→ Text excerpt
Angine de Poitrine in May 2026 at the Great Escape by Pauil Hudson. Angine de Poitrine in May 2026 at the Great Escape by Pauil Hudson. (Via WikiMedia — License: CC BY 4.0)

This morning I installed a music player that I am unfamiliar with, and decided that the first thing I should listen to is Angine de Poitrine Vol. 1 and Vol. II since I hadn't listened to them in a while. And then I found, by coincidence that they played the Montreal Jazz Festival last Saturday (June 27th, 2026) and broke the attendance record set by Stevie Wonder in 2009. I cannot imagine what the guys behind Khn and Klek are thinking right now. Just a year ago they were relatively unknown, and now they're playing for 200,000 fans in their hometown.

There have been a couple of things that I keep hearing and reading about Angine de Poitrine that bother me. The first is they are the “Answer to AI” or “AI could never come up with this music”. The second is they are just a fad and won't survive. And, of course, I have some thoughts on both of these topics.

Are They The Answer to AI?

I both agree and disagree with people who say this. There are two ways to look at it. The first way, and this is what most people mean, is that Artificial Intelligence could not create microtonal music based on building loops. The premise is that we don't normally listen to microtonal music, so there is no way an AI could come up with it on it's own.

→ Given information
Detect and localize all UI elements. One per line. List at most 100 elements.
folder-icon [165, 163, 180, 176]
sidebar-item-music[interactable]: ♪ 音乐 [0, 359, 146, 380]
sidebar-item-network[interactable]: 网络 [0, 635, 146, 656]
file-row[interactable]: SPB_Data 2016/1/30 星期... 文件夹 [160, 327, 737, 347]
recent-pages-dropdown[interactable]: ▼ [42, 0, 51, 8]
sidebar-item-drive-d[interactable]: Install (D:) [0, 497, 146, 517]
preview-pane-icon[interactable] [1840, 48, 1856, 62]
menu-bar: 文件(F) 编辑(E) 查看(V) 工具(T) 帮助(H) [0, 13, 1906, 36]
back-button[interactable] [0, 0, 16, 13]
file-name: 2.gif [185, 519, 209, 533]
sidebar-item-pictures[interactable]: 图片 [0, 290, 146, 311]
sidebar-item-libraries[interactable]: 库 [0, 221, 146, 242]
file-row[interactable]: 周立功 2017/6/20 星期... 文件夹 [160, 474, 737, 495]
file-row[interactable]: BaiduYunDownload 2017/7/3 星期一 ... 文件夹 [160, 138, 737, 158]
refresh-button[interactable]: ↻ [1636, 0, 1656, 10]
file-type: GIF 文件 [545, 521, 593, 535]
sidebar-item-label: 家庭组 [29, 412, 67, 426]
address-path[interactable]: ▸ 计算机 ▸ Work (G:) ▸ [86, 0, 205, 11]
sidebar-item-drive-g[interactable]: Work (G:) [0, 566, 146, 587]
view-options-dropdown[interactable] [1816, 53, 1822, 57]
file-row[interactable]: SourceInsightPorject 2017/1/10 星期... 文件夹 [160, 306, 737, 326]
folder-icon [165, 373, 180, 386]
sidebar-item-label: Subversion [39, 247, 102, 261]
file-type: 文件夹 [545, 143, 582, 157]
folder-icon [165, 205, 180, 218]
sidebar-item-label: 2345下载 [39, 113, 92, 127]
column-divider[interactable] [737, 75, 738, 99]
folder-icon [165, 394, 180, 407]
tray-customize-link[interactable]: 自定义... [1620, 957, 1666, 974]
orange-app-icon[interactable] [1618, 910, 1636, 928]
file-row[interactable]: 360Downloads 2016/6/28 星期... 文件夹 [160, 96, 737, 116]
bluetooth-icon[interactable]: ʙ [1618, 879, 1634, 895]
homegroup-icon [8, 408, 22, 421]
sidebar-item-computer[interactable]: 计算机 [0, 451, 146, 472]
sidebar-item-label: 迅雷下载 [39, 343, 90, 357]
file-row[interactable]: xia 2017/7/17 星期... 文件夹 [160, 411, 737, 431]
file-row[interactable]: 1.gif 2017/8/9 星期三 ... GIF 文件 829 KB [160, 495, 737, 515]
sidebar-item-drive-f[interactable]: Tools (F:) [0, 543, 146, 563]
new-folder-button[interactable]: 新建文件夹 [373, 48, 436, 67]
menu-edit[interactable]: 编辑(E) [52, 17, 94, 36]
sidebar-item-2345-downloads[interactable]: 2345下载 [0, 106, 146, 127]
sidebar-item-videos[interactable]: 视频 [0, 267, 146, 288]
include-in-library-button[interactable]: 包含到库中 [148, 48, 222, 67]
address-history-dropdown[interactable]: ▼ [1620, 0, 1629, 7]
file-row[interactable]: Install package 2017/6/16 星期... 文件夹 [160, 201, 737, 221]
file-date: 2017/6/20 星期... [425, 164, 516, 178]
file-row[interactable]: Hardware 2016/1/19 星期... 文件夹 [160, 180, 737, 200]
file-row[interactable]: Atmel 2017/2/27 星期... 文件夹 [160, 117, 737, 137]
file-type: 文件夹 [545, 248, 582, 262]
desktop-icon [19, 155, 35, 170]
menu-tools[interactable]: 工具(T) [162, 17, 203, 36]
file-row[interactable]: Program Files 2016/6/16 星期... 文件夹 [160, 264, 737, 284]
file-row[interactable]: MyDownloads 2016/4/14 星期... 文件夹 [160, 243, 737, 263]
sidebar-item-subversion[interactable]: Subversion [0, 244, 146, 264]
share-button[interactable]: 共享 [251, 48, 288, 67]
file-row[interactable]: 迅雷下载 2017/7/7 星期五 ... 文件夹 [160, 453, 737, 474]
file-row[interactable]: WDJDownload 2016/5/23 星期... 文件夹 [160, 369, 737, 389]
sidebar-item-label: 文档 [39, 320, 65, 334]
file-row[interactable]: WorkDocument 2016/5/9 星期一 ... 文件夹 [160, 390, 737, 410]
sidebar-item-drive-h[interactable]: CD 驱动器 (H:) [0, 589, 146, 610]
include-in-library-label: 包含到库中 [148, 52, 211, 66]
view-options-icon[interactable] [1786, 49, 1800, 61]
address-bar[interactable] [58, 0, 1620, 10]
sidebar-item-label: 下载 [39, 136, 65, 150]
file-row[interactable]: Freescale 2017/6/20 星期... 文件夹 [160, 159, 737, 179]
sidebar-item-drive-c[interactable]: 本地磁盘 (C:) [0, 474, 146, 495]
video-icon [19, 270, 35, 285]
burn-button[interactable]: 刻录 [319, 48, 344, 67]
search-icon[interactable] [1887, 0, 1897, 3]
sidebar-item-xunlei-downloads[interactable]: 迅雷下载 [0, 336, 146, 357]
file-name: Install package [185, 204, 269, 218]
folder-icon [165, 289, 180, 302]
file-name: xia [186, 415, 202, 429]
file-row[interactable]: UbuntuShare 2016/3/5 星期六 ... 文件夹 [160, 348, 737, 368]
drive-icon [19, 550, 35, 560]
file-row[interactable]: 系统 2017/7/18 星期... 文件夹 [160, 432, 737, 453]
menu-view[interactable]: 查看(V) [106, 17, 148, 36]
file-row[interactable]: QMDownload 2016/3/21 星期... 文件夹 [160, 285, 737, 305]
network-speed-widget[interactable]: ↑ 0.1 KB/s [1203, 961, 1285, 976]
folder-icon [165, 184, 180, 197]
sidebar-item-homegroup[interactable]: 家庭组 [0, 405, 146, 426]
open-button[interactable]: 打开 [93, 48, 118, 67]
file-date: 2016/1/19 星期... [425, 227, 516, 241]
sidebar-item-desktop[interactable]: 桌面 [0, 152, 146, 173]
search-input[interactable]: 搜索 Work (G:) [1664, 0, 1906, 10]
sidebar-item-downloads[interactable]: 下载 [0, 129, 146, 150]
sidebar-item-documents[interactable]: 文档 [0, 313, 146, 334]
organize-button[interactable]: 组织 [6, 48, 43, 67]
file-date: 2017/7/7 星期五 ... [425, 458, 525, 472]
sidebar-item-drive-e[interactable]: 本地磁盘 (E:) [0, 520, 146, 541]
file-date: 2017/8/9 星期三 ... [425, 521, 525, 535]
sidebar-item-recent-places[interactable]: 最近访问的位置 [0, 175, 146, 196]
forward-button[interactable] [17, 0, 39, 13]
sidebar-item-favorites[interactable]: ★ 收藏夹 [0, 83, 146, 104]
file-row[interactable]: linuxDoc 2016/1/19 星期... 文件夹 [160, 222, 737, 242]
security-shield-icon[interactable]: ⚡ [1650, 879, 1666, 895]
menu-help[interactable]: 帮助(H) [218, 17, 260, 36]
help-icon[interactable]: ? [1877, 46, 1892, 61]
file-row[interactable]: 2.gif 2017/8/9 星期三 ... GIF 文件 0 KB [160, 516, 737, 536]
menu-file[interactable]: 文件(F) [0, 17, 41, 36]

→ Exercise goal
Pick up the post about Angine de Poitrine right after its final sentence and keep writing it.

→ Solved problem
But, what if I were to say that we do listen to microtonal music, just not nearly as much or as often as we do equal temperament music? We've had groups like King Gizzard and the Lizard Wizard that have incorporated microtonality into their music for over a decade. True, they haven't risen to the same level of popularity of Angine de Poitrine, but they have proven popular enough to have produced twenty-five albums worth of music.

However, there are other things to consider. For some reason there are a lot of people that seem to assume that “microtonal” means using 24 EDO (Equal Divisions of the Octave), instead of the typical western style of 12 EDO instruments. But that isn't completely the truth. We have had composers and musicians going back as far as the 1940s that used (and often built) instruments with different tuning systems. The most notable was Harry Partch, who came up with his on 43-tone non-EDO tuning system.

But also, we should consider that instruments from other cultures do not adhere to the typical 12 EDO tuning systems. Possibly the most notable being the Sitar, which uses a tuning system that is unlike western tuning systems. Of course Indian Raja's have been reasonably known in the west, especially after George Harrison introduced the instrument on several Beatles songs.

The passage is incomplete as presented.